◆ **PAGE EXTRACT**:
Pitching your book to no avail?
Are agents not being forthcoming with advice?
Getting ready to submit in the new year?
The definitive guide to what’s wrong with most manuscripts:
1. All internal conflict, no external conflict. Does more happen in the character’s head than in the plot? This is going to be a problem whether it’s literary or commercial fiction. Make sure enough things happen.
2. Pace. The most important thing to get an agent’s attention is to keep us turning the pages and stop us from doing other things. The moment things lag, you’ve lost us.
3. Voice. This one’s more subjective, but the way to check if your book has voice is whether we can tell the difference between whose head we’re in or who is speaking at any given time. Everything about your writing style needs personality. What makes your book special? Your voice. It’s how we separate all the books out there.

◆ **PROVIDED DATA**:

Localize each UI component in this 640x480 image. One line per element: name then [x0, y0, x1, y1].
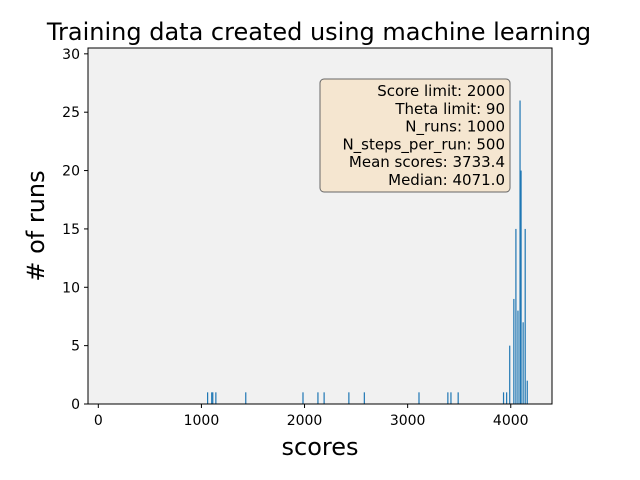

* * *

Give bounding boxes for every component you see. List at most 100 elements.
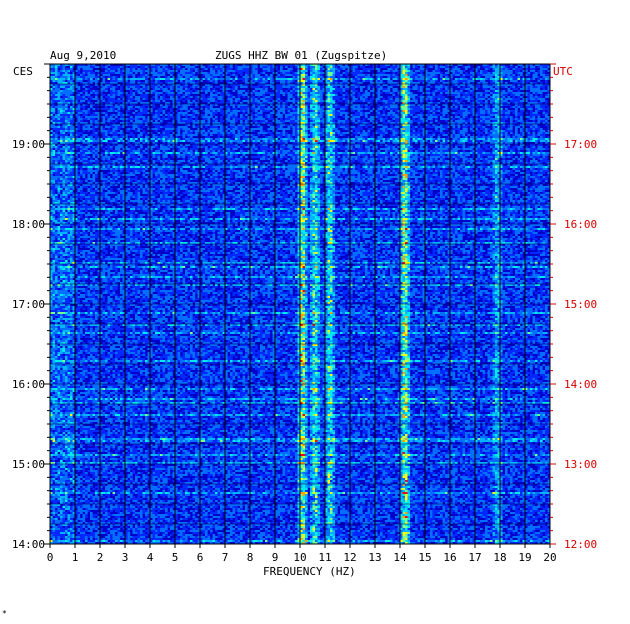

◆ **TASKS AND EXERCISES**:
• 1. In the guide to what's wrong with most manuscripts, why is pace so important? Answer in one to three sentences.
• 2. Pick up the guide to common manuscript problems after its third point, on voice, and carry it forward.

◆ **FINAL RESULTS**:
• 1. Pace is key because the most important way to get an agent's attention is to keep them turning the pages and stop them from doing other things. The moment the story lags, the agent is lost.

• 2.
4. Dialogue. This goes with my point above. I should be able to tell who is speaking–a character, not you the author. For me, this separates the beginners from the advanced writers.
5. Length. Does your book follow word count guidelines? If not, it’s an easy pass.
6. Structure. Getting experimental? Are chapters vastly different lengths? Jumping drastically from POV? If we can’t follow your structure, you’ve lost us.
7. Characters. Some people feel differently about the ‘likeability’ aspect of characters. Personally, I enjoy ‘liking’ characters, but more importantly: Do they grow? Do they evolve? Do we care about their stakes and what happens to them? If not, I’m not on board.
This comes from reading many, many slush pile manuscripts that I often like but don’t love.
Use this as a checklist.
Good luck!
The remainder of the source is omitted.